[WORK TO COMPLETE] Each record below must be returned exactly as shown.
▼
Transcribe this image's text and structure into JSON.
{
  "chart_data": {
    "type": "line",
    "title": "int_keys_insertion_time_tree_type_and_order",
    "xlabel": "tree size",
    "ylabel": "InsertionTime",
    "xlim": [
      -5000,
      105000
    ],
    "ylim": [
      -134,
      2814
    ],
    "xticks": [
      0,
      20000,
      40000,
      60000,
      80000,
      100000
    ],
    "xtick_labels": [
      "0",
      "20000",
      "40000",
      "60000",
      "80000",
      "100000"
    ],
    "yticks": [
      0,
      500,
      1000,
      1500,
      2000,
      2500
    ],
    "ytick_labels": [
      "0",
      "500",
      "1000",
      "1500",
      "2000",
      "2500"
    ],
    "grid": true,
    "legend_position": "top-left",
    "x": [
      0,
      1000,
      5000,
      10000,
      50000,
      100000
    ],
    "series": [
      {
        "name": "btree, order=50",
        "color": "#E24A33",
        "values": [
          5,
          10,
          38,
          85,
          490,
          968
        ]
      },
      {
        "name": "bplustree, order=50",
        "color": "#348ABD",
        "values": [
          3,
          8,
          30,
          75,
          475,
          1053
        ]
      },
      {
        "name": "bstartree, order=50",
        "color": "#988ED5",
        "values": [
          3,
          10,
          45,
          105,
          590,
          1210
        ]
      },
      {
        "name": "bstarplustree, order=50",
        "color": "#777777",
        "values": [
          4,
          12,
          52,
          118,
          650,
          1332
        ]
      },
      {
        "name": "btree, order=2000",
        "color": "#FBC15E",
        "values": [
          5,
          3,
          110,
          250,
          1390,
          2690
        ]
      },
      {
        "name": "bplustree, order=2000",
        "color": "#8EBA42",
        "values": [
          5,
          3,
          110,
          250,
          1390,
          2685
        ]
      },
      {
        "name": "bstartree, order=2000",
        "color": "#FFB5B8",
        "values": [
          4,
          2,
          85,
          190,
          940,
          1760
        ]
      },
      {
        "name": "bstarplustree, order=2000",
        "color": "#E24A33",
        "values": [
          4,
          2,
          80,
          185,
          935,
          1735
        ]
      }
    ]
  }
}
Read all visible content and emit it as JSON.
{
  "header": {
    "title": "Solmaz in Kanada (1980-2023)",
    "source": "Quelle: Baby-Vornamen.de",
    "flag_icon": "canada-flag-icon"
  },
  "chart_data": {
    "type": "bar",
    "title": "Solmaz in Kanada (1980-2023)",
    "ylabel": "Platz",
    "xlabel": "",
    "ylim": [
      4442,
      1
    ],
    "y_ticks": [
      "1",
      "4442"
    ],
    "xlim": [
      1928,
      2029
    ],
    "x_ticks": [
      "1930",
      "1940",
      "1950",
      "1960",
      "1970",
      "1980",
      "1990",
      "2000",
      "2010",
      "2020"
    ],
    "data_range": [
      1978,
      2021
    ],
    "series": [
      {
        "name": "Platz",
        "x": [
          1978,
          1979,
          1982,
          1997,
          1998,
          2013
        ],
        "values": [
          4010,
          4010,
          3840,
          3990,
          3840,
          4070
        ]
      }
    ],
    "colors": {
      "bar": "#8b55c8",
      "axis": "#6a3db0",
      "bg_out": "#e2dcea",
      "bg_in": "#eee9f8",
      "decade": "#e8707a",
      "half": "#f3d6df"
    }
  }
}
▲
[TASK ANSWER]
Transcribe this image's text and structure into JSON.
{
  "chart_data": {
    "type": "line",
    "title": "int_keys_insertion_time_tree_type_and_order",
    "xlabel": "tree size",
    "ylabel": "InsertionTime",
    "xlim": [
      -5000,
      105000
    ],
    "ylim": [
      -134,
      2814
    ],
    "xticks": [
      0,
      20000,
      40000,
      60000,
      80000,
      100000
    ],
    "xtick_labels": [
      "0",
      "20000",
      "40000",
      "60000",
      "80000",
      "100000"
    ],
    "yticks": [
      0,
      500,
      1000,
      1500,
      2000,
      2500
    ],
    "ytick_labels": [
      "0",
      "500",
      "1000",
      "1500",
      "2000",
      "2500"
    ],
    "grid": true,
    "legend_position": "top-left",
    "x": [
      0,
      1000,
      5000,
      10000,
      50000,
      100000
    ],
    "series": [
      {
        "name": "btree, order=50",
        "color": "#E24A33",
        "values": [
          5,
          10,
          38,
          85,
          490,
          968
        ]
      },
      {
        "name": "bplustree, order=50",
        "color": "#348ABD",
        "values": [
          3,
          8,
          30,
          75,
          475,
          1053
        ]
      },
      {
        "name": "bstartree, order=50",
        "color": "#988ED5",
        "values": [
          3,
          10,
          45,
          105,
          590,
          1210
        ]
      },
      {
        "name": "bstarplustree, order=50",
        "color": "#777777",
        "values": [
          4,
          12,
          52,
          118,
          650,
          1332
        ]
      },
      {
        "name": "btree, order=2000",
        "color": "#FBC15E",
        "values": [
          5,
          3,
          110,
          250,
          1390,
          2690
        ]
      },
      {
        "name": "bplustree, order=2000",
        "color": "#8EBA42",
        "values": [
          5,
          3,
          110,
          250,
          1390,
          2685
        ]
      },
      {
        "name": "bstartree, order=2000",
        "color": "#FFB5B8",
        "values": [
          4,
          2,
          85,
          190,
          940,
          1760
        ]
      },
      {
        "name": "bstarplustree, order=2000",
        "color": "#E24A33",
        "values": [
          4,
          2,
          80,
          185,
          935,
          1735
        ]
      }
    ]
  }
}
Read all visible content and emit it as JSON.
{
  "header": {
    "title": "Solmaz in Kanada (1980-2023)",
    "source": "Quelle: Baby-Vornamen.de",
    "flag_icon": "canada-flag-icon"
  },
  "chart_data": {
    "type": "bar",
    "title": "Solmaz in Kanada (1980-2023)",
    "ylabel": "Platz",
    "xlabel": "",
    "ylim": [
      4442,
      1
    ],
    "y_ticks": [
      "1",
      "4442"
    ],
    "xlim": [
      1928,
      2029
    ],
    "x_ticks": [
      "1930",
      "1940",
      "1950",
      "1960",
      "1970",
      "1980",
      "1990",
      "2000",
      "2010",
      "2020"
    ],
    "data_range": [
      1978,
      2021
    ],
    "series": [
      {
        "name": "Platz",
        "x": [
          1978,
          1979,
          1982,
          1997,
          1998,
          2013
        ],
        "values": [
          4010,
          4010,
          3840,
          3990,
          3840,
          4070
        ]
      }
    ],
    "colors": {
      "bar": "#8b55c8",
      "axis": "#6a3db0",
      "bg_out": "#e2dcea",
      "bg_in": "#eee9f8",
      "decade": "#e8707a",
      "half": "#f3d6df"
    }
  }
}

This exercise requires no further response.